What is required
Copy down every line where the string "Hard" shows up.
════════
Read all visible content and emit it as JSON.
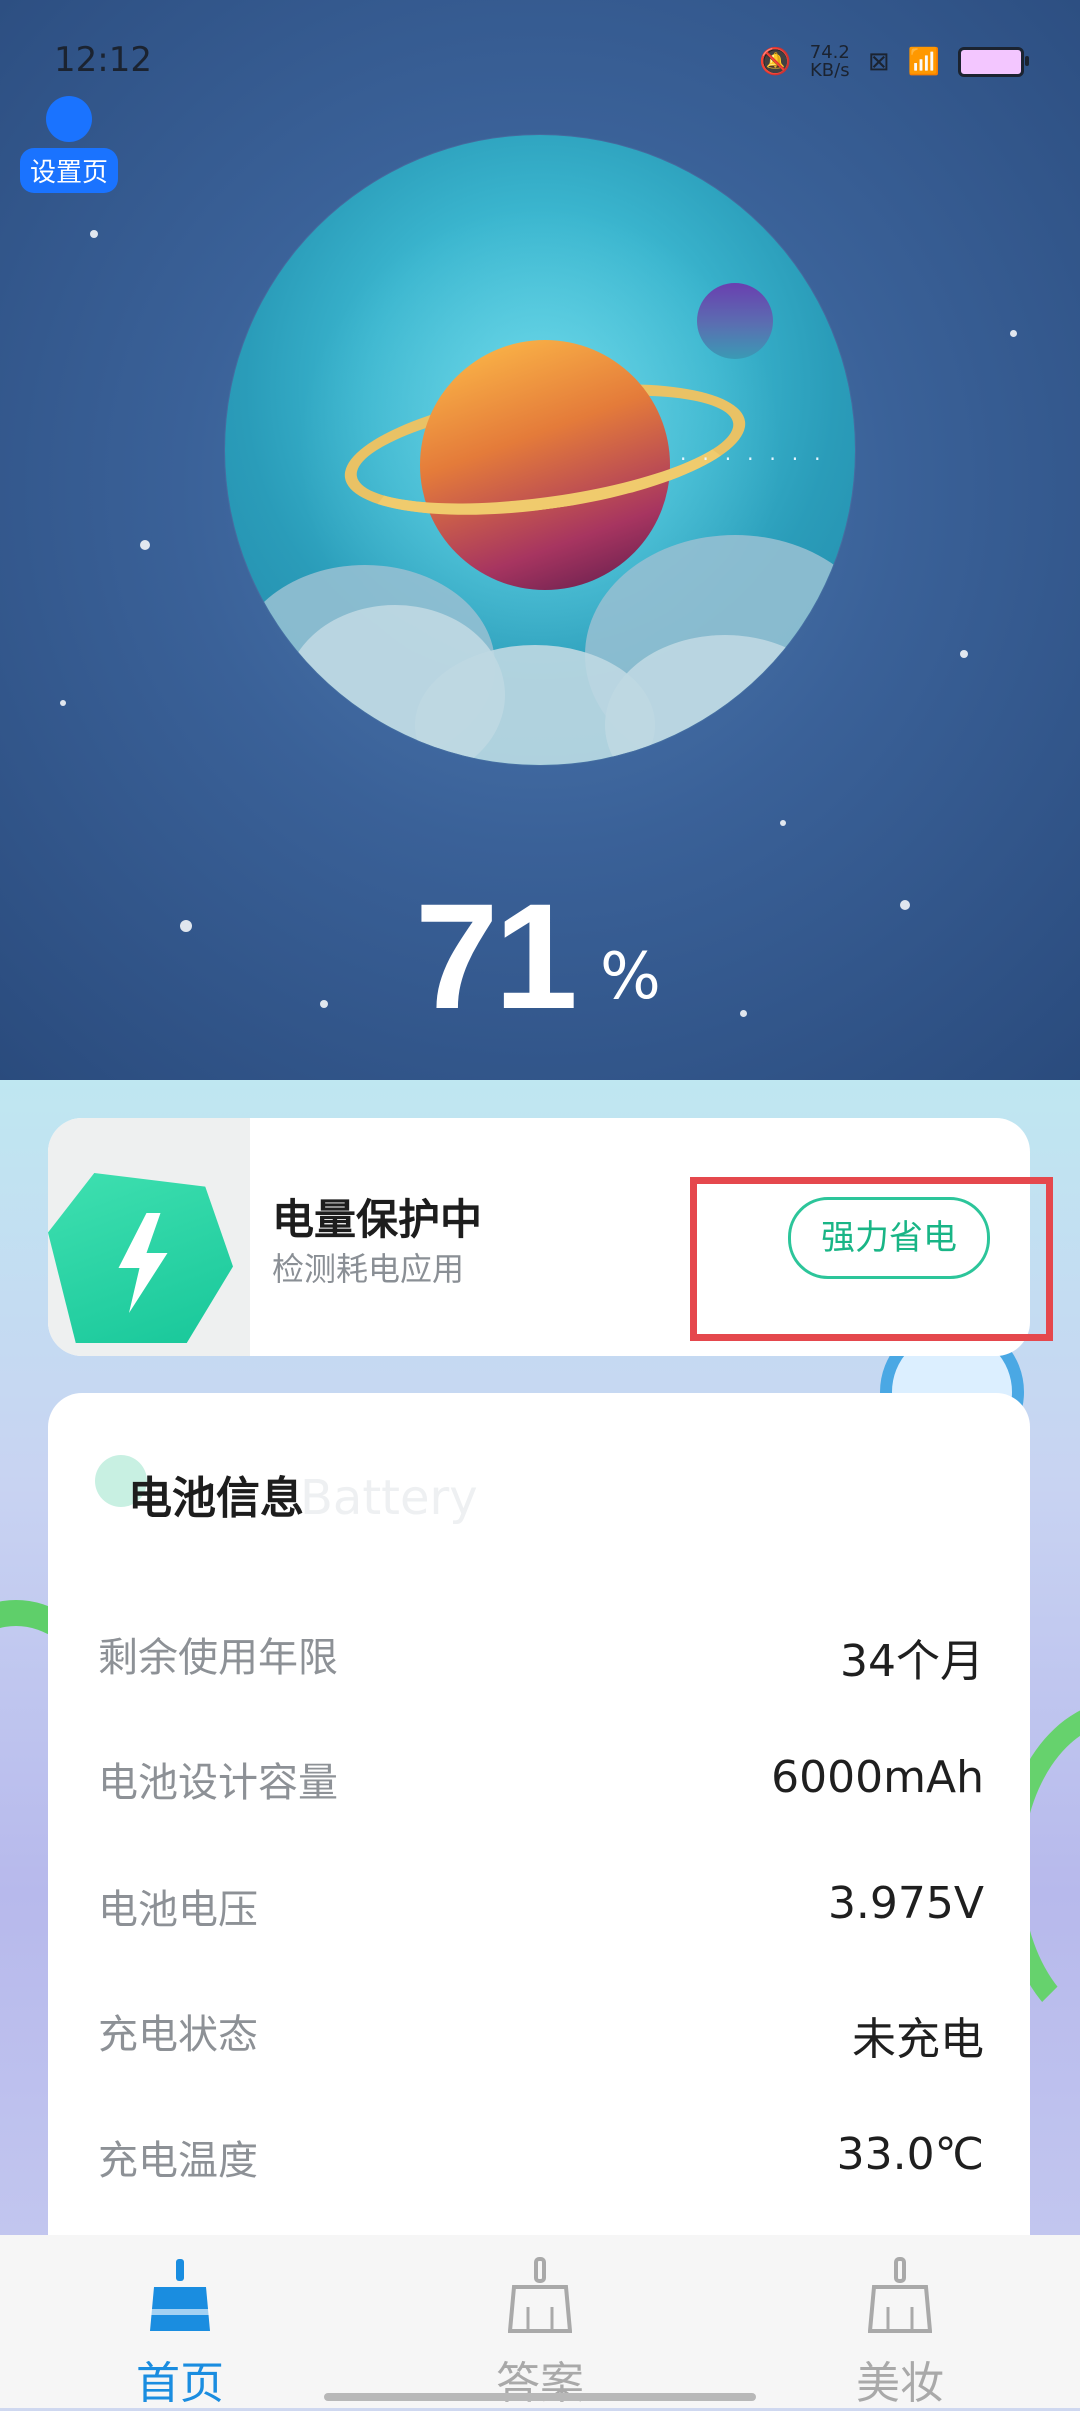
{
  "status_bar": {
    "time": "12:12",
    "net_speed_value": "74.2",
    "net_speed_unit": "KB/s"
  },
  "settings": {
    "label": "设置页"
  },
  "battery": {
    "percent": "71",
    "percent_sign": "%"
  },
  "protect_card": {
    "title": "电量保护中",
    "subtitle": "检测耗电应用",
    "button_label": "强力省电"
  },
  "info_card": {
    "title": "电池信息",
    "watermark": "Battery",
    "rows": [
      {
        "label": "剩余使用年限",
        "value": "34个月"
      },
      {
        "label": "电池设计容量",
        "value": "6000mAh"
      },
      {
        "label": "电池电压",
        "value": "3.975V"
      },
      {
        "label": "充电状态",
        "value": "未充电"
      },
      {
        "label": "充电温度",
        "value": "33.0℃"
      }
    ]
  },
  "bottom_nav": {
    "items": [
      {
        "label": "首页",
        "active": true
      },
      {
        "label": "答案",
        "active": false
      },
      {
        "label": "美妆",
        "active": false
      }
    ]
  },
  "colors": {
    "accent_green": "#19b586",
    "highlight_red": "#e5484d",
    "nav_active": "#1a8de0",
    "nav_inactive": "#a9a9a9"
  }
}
════════
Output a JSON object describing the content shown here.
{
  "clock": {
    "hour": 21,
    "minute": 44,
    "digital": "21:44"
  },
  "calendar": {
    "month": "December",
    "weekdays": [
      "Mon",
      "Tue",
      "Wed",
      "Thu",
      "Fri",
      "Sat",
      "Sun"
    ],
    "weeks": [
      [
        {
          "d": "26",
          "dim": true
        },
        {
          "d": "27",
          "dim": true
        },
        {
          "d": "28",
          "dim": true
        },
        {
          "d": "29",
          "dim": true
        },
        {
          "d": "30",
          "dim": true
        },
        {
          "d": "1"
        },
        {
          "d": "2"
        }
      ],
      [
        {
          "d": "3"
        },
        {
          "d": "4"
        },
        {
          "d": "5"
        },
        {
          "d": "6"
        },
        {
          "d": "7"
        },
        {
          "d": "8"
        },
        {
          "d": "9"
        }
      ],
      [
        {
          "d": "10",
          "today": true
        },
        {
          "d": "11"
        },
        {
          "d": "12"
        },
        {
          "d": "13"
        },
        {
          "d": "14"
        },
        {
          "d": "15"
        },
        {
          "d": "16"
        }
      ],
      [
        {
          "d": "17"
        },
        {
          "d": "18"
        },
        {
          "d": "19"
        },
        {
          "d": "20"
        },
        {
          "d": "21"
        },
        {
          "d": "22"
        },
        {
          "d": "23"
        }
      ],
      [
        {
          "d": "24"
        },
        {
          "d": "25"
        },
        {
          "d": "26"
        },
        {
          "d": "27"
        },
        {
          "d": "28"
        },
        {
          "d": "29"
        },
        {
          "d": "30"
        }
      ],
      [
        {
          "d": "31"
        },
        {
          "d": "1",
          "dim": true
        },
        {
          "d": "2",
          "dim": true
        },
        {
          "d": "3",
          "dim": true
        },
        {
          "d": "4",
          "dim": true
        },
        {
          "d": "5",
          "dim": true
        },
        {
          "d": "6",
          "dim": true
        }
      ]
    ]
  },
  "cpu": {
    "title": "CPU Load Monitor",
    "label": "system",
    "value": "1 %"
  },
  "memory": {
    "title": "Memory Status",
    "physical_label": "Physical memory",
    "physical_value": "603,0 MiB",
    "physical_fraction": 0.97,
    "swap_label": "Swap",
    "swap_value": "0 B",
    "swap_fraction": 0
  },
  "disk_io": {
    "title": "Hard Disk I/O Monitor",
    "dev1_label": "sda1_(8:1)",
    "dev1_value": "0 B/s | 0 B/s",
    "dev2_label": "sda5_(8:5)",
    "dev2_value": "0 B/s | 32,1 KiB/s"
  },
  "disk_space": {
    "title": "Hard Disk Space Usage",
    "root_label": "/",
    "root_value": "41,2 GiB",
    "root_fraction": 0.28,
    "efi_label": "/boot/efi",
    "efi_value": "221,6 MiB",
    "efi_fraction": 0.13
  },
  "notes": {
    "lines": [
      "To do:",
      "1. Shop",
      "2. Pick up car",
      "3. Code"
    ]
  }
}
════════
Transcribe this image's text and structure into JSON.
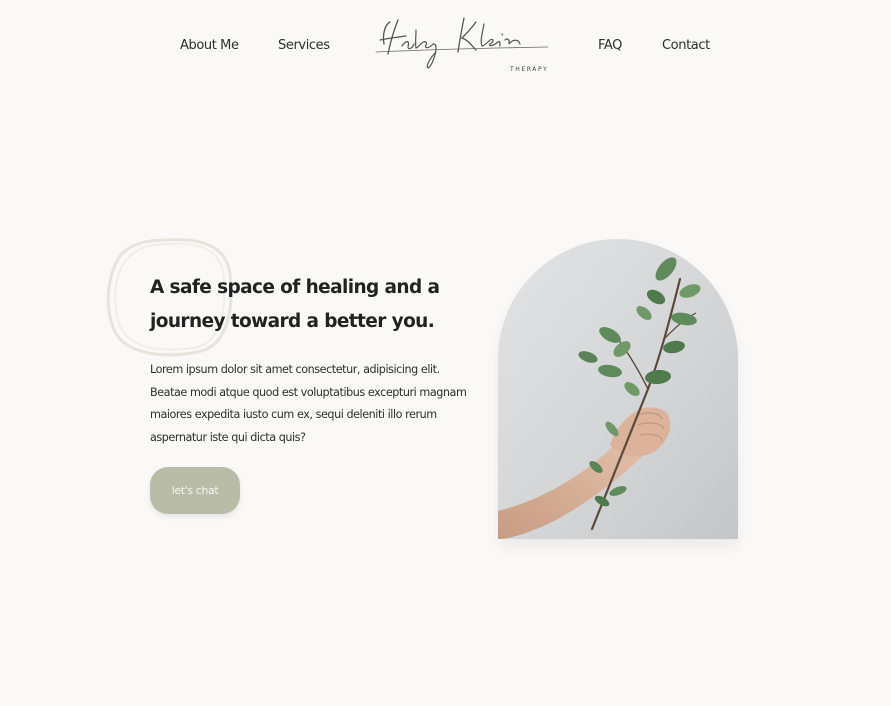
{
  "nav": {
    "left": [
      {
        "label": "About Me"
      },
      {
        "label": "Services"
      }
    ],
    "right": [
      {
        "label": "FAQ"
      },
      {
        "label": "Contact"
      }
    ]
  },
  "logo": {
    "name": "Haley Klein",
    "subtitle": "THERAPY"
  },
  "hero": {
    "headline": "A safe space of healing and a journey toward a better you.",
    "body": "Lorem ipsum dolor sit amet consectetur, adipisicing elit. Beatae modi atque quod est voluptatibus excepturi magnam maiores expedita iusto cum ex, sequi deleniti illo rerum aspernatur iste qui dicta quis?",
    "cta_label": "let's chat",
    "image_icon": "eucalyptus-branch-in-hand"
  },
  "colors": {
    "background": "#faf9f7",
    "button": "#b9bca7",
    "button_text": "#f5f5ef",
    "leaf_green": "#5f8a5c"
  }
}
════════
The answer
    "title": "Hard Disk I/O Monitor",
    "title": "Hard Disk Space Usage",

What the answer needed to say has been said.